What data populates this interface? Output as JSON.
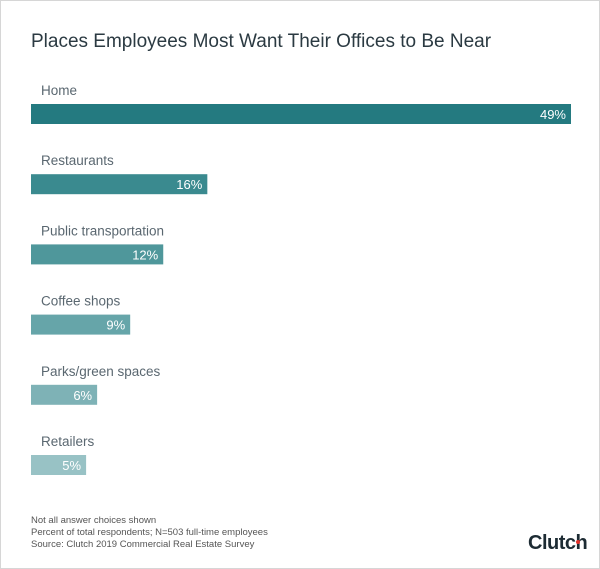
{
  "chart_data": {
    "type": "bar",
    "orientation": "horizontal",
    "title": "Places Employees Most Want Their Offices to Be Near",
    "categories": [
      "Home",
      "Restaurants",
      "Public transportation",
      "Coffee shops",
      "Parks/green spaces",
      "Retailers"
    ],
    "values": [
      49,
      16,
      12,
      9,
      6,
      5
    ],
    "value_labels": [
      "49%",
      "16%",
      "12%",
      "9%",
      "6%",
      "5%"
    ],
    "unit": "%",
    "xlim": [
      0,
      49
    ],
    "grid": false,
    "colors": [
      "#247a80",
      "#3a8a8f",
      "#4f979b",
      "#66a5a9",
      "#7eb2b6",
      "#98c2c5"
    ]
  },
  "footer": {
    "notes": [
      "Not all answer choices shown",
      "Percent of total respondents; N=503 full-time employees",
      "Source: Clutch 2019 Commercial Real Estate Survey"
    ],
    "logo": "Clutch"
  }
}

=-=-=

### CHALLENGE:
Leave the pictures out and reproduce each record exactly as written.

### WORKED ANSWER:
What data populates this interface? Output as JSON.
{
  "chart_data": {
    "type": "bar",
    "orientation": "horizontal",
    "title": "Places Employees Most Want Their Offices to Be Near",
    "categories": [
      "Home",
      "Restaurants",
      "Public transportation",
      "Coffee shops",
      "Parks/green spaces",
      "Retailers"
    ],
    "values": [
      49,
      16,
      12,
      9,
      6,
      5
    ],
    "value_labels": [
      "49%",
      "16%",
      "12%",
      "9%",
      "6%",
      "5%"
    ],
    "unit": "%",
    "xlim": [
      0,
      49
    ],
    "grid": false,
    "colors": [
      "#247a80",
      "#3a8a8f",
      "#4f979b",
      "#66a5a9",
      "#7eb2b6",
      "#98c2c5"
    ]
  },
  "footer": {
    "notes": [
      "Not all answer choices shown",
      "Percent of total respondents; N=503 full-time employees",
      "Source: Clutch 2019 Commercial Real Estate Survey"
    ],
    "logo": "Clutch"
  }
}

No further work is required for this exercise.